--- start of Recorded information ---

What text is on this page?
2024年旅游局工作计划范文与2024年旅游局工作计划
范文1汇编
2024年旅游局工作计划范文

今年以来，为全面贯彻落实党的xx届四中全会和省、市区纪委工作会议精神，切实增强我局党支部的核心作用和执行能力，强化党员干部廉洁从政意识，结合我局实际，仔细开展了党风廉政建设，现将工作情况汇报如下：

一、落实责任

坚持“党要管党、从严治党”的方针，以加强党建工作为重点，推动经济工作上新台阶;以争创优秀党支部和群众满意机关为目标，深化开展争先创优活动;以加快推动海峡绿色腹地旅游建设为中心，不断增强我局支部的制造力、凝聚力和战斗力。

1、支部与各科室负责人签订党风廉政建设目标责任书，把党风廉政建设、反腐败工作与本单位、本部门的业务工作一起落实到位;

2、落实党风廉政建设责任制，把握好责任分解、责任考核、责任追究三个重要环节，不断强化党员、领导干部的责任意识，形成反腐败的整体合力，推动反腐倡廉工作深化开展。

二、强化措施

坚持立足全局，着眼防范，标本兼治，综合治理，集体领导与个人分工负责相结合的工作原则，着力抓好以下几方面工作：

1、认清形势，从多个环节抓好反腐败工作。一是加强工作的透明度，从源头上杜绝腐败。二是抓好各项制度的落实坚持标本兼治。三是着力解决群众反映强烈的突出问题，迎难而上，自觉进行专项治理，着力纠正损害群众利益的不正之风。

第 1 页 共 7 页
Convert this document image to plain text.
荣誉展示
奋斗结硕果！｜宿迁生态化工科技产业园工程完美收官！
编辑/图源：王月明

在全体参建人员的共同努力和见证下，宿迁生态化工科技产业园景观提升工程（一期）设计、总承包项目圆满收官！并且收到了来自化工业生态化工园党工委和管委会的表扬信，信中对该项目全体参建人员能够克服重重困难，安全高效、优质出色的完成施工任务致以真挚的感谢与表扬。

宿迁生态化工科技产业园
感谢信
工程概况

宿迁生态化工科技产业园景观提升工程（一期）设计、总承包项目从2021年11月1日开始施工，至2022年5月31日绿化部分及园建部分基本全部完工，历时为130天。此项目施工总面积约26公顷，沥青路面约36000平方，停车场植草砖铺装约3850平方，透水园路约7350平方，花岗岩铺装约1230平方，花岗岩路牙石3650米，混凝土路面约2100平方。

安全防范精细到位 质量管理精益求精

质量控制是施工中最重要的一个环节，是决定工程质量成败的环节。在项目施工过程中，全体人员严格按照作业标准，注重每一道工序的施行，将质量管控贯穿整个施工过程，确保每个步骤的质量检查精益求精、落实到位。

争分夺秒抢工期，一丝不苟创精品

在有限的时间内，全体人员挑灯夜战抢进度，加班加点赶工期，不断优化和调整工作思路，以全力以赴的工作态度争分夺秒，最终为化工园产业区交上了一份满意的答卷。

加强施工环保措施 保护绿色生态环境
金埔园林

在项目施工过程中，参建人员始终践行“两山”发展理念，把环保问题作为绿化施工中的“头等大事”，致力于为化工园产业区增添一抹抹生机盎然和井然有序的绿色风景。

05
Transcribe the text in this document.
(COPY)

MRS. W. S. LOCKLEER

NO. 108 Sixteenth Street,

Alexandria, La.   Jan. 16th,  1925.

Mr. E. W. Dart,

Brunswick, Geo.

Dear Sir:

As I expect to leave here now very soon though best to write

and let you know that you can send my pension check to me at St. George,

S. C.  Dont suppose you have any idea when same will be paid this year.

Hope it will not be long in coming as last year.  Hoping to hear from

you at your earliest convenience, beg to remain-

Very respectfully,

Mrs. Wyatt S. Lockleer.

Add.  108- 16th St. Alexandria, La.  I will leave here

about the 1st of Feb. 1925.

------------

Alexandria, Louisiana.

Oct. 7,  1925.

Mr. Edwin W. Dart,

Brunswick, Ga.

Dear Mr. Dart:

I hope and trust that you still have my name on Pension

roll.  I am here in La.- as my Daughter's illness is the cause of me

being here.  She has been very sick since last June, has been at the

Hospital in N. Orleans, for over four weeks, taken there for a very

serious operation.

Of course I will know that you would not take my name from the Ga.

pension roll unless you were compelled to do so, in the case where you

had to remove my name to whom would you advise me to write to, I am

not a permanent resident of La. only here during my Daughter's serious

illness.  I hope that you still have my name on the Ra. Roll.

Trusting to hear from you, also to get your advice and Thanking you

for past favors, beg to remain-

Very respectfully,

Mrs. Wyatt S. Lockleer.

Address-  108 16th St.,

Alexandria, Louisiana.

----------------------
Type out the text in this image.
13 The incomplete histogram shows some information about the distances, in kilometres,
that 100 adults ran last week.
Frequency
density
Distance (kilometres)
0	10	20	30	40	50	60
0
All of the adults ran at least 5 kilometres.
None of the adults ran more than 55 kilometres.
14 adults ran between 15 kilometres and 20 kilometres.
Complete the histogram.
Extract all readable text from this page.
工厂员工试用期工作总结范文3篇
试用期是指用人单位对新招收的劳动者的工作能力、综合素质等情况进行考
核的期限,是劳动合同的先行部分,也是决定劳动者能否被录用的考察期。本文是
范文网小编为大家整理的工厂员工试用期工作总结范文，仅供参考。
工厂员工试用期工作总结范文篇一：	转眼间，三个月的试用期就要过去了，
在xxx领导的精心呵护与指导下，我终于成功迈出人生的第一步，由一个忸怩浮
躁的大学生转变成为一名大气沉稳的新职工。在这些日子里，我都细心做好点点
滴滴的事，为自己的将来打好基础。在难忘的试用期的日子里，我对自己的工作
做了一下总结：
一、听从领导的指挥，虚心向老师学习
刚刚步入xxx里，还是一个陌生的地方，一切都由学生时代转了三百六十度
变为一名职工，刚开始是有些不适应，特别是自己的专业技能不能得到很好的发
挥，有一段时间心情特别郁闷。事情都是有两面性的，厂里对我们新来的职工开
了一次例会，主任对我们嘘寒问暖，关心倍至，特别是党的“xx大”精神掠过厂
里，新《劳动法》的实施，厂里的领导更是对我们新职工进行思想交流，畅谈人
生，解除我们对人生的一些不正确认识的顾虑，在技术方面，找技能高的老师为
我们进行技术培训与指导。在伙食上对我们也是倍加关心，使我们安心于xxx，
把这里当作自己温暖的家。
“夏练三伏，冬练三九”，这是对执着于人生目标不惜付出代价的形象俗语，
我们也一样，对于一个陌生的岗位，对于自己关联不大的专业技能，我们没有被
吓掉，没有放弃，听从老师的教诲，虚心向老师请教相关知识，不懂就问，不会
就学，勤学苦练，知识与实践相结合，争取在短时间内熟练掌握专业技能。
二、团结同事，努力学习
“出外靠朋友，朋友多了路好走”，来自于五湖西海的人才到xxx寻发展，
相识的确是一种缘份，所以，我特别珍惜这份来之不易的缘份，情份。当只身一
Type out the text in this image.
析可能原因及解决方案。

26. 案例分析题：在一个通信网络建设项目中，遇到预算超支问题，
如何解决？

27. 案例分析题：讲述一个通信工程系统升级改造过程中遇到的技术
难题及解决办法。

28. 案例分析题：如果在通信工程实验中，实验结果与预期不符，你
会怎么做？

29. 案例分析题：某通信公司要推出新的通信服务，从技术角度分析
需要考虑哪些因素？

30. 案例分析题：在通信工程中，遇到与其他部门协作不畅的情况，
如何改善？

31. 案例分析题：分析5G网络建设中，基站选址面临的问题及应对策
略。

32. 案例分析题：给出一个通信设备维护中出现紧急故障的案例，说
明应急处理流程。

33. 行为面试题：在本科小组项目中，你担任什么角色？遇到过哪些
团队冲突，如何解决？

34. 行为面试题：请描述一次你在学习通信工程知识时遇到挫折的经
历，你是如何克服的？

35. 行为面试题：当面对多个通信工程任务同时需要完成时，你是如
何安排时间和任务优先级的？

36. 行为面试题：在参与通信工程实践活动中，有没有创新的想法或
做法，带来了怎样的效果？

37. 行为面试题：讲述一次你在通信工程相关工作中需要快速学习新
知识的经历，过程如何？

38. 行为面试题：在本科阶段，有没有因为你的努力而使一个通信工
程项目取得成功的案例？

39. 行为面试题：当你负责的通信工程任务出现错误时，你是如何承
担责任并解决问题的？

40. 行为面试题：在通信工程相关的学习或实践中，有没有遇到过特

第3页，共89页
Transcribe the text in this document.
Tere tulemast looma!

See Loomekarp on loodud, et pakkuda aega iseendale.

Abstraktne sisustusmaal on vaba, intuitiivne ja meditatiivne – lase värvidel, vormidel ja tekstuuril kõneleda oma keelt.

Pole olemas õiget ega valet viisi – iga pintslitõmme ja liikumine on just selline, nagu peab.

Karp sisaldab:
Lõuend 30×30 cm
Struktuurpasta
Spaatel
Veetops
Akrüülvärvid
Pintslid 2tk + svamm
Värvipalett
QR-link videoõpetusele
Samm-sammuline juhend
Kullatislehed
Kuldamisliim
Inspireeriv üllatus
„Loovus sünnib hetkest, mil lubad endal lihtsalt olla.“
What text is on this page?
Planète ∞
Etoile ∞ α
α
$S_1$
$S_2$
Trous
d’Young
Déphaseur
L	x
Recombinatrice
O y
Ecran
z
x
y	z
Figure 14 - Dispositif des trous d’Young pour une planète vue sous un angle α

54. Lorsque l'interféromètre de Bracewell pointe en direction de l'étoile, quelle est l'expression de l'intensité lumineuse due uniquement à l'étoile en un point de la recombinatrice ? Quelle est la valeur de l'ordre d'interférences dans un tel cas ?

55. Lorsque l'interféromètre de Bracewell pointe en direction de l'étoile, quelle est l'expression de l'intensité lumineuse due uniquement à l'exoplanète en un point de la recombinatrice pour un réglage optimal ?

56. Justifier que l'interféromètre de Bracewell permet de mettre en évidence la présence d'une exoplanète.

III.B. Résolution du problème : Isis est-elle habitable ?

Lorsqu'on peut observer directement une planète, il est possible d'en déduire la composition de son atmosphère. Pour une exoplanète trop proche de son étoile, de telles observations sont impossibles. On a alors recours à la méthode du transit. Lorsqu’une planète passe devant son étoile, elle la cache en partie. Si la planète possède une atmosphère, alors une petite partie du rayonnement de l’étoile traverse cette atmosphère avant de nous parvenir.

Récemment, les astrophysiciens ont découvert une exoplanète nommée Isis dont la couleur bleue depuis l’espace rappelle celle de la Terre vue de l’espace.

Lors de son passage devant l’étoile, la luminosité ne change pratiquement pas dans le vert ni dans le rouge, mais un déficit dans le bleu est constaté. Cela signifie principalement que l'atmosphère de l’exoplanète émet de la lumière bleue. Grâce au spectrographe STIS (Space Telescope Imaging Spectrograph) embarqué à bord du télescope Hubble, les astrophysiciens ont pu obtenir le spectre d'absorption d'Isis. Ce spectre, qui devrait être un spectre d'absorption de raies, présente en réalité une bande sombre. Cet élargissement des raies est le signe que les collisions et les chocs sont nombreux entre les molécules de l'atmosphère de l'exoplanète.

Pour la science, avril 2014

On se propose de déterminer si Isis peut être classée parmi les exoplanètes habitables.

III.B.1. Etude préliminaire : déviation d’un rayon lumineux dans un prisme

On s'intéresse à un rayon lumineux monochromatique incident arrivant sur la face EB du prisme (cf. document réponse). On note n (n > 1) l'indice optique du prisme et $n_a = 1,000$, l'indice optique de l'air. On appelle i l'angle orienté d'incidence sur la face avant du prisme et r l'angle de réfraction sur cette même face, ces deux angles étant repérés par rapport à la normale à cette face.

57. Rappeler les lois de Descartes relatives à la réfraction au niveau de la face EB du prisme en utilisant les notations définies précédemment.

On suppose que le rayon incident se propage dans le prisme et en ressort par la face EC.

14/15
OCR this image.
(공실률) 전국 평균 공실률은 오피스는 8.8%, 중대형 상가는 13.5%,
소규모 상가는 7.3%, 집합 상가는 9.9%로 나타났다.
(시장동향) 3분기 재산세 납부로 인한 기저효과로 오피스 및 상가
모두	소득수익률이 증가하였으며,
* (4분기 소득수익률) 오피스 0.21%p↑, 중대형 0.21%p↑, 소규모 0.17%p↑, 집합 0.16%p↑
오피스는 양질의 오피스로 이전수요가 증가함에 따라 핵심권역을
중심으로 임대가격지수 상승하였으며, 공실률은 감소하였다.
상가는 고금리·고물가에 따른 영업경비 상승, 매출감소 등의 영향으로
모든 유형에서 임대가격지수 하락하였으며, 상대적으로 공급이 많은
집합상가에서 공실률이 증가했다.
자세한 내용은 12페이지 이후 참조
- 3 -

--- end of Recorded information ---

Copy each line above containing the string "would".

* **Written answer**:
Of course I will know that you would not take my name from the Ga.
had to remove my name to whom would you advise me to write to, I am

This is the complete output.